Stated goal >> Identify all lines in the data containing the string "Requirement". Copy them out.

--- Data excerpts ---

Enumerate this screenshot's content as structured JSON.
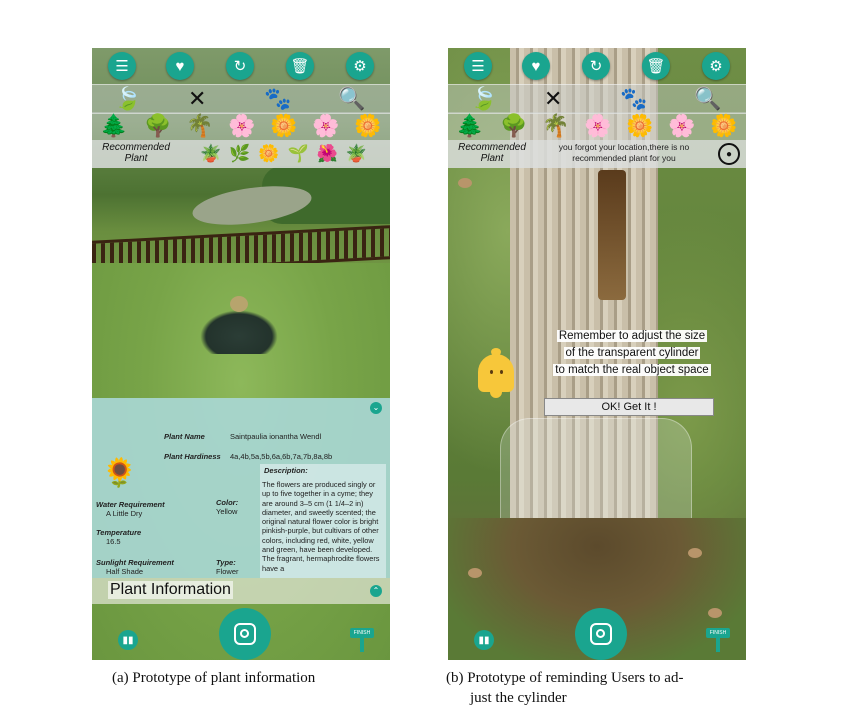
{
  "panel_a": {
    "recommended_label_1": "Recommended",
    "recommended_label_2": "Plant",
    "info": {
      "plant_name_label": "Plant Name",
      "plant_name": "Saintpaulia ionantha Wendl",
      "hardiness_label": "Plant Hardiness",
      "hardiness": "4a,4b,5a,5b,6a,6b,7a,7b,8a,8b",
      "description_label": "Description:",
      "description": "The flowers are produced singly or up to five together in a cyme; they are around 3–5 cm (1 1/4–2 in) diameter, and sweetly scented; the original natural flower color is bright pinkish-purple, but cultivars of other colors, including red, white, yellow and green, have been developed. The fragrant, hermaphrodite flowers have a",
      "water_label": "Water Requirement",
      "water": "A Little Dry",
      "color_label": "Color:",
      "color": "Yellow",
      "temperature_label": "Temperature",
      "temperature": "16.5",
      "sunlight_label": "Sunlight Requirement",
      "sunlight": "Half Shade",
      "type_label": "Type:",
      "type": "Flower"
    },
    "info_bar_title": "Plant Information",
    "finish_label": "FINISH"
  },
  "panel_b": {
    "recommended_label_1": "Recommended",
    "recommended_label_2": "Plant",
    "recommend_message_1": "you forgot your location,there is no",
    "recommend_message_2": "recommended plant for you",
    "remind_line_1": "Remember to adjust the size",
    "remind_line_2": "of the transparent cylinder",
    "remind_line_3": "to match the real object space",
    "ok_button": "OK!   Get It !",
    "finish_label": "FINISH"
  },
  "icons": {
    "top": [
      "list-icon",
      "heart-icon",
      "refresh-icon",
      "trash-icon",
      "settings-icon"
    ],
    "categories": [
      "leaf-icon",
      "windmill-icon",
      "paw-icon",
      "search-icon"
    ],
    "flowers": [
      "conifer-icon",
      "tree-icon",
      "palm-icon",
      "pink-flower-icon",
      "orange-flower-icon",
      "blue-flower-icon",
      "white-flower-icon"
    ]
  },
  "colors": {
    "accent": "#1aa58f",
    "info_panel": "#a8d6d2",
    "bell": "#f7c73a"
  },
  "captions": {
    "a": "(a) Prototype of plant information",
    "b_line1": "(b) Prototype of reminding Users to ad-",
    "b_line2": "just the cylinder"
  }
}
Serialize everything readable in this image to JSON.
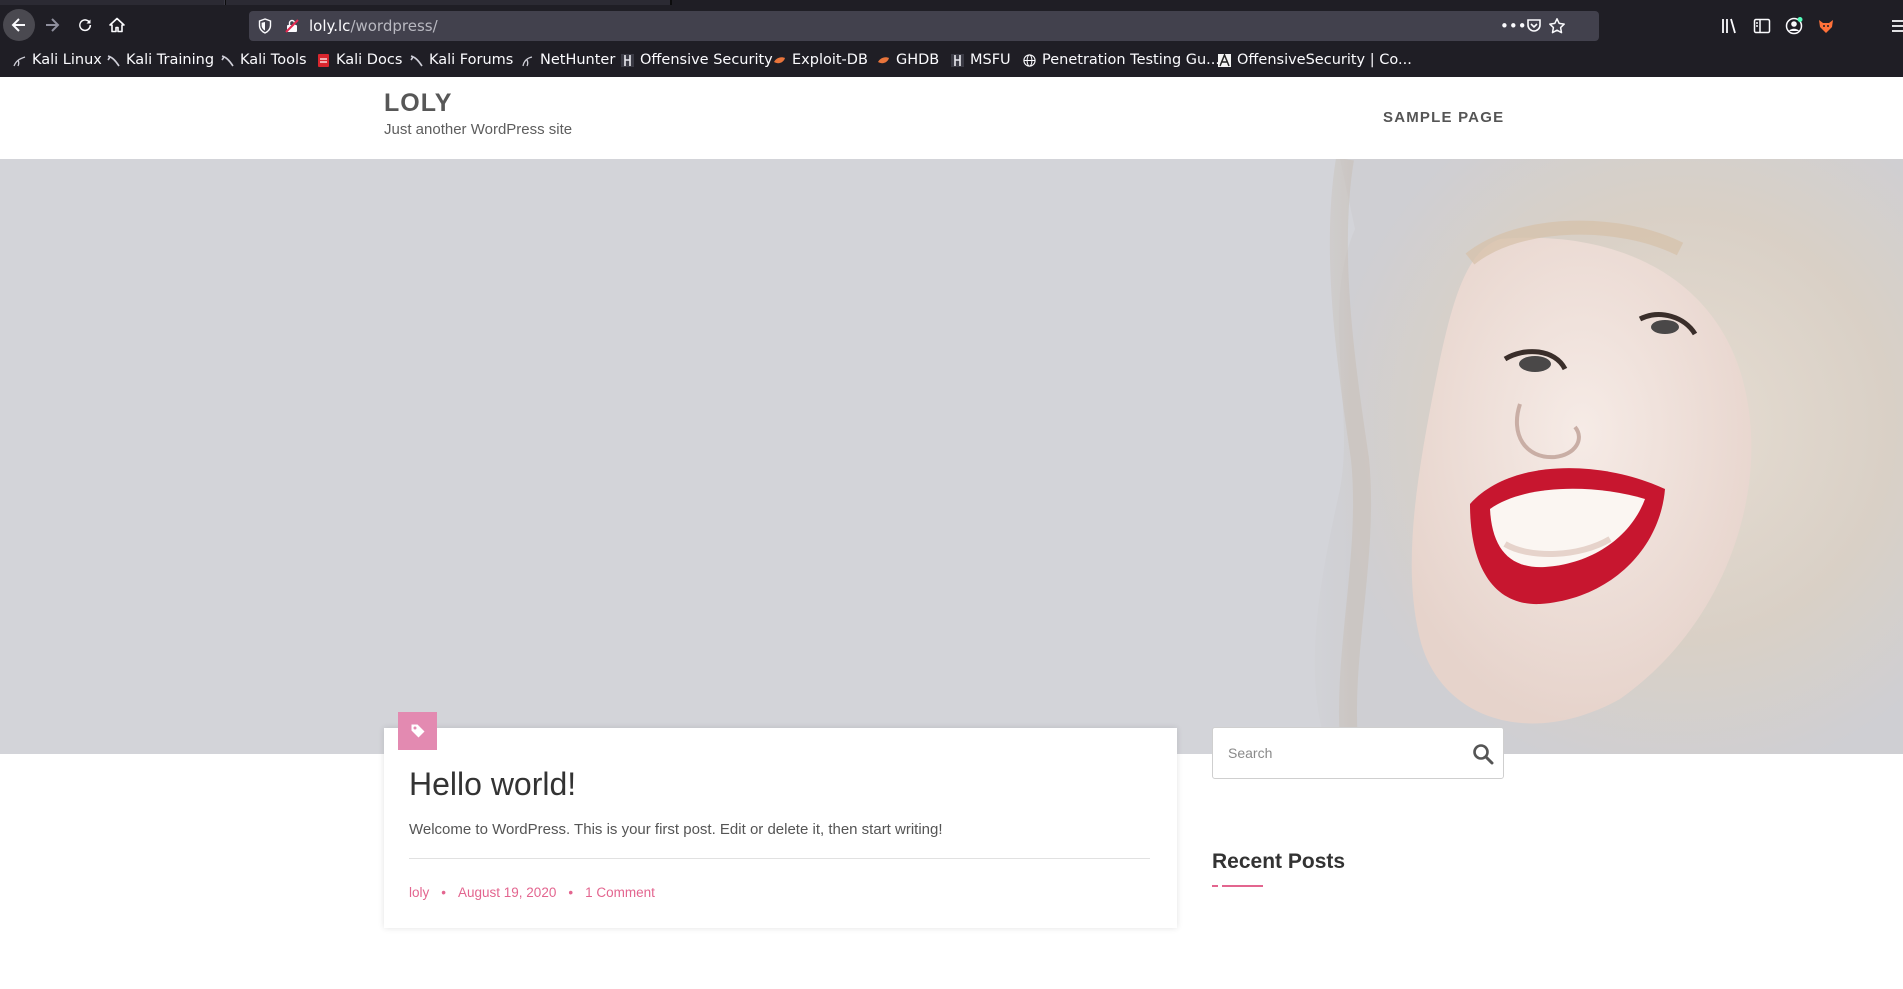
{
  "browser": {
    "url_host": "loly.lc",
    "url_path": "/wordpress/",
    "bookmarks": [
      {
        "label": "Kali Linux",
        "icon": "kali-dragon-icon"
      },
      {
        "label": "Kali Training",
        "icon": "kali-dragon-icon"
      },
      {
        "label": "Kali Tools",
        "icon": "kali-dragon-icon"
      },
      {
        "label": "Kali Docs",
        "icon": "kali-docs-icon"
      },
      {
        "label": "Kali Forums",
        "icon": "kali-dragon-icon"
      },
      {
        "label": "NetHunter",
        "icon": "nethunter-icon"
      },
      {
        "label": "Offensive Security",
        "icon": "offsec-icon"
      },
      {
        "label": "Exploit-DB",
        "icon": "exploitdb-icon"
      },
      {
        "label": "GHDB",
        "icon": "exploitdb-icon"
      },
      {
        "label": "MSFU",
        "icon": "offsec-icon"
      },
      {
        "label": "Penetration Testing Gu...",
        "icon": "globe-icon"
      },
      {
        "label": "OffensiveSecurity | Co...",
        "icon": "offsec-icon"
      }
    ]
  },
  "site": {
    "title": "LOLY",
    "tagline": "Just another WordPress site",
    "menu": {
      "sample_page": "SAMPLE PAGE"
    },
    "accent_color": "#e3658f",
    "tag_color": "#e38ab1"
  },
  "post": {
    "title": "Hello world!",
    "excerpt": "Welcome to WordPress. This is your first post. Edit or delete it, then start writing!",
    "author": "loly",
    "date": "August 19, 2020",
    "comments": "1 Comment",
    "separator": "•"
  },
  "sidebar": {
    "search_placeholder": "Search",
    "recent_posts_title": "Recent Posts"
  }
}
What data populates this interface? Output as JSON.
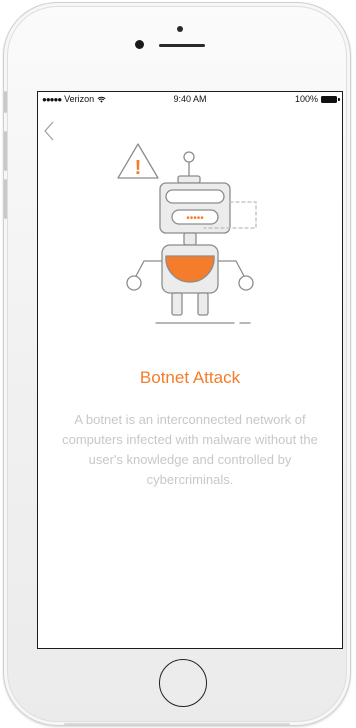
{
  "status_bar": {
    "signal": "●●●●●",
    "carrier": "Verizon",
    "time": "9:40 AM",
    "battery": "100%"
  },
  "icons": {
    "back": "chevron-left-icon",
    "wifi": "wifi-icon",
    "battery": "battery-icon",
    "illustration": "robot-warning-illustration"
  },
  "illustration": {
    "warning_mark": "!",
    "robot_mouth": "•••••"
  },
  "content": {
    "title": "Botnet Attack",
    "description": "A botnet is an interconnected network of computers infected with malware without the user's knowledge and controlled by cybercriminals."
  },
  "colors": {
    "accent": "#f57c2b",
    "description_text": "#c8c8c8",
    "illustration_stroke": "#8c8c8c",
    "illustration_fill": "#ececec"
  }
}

---

Exercise response >>
      "water_label": "Water Requirement",
      "sunlight_label": "Sunlight Requirement",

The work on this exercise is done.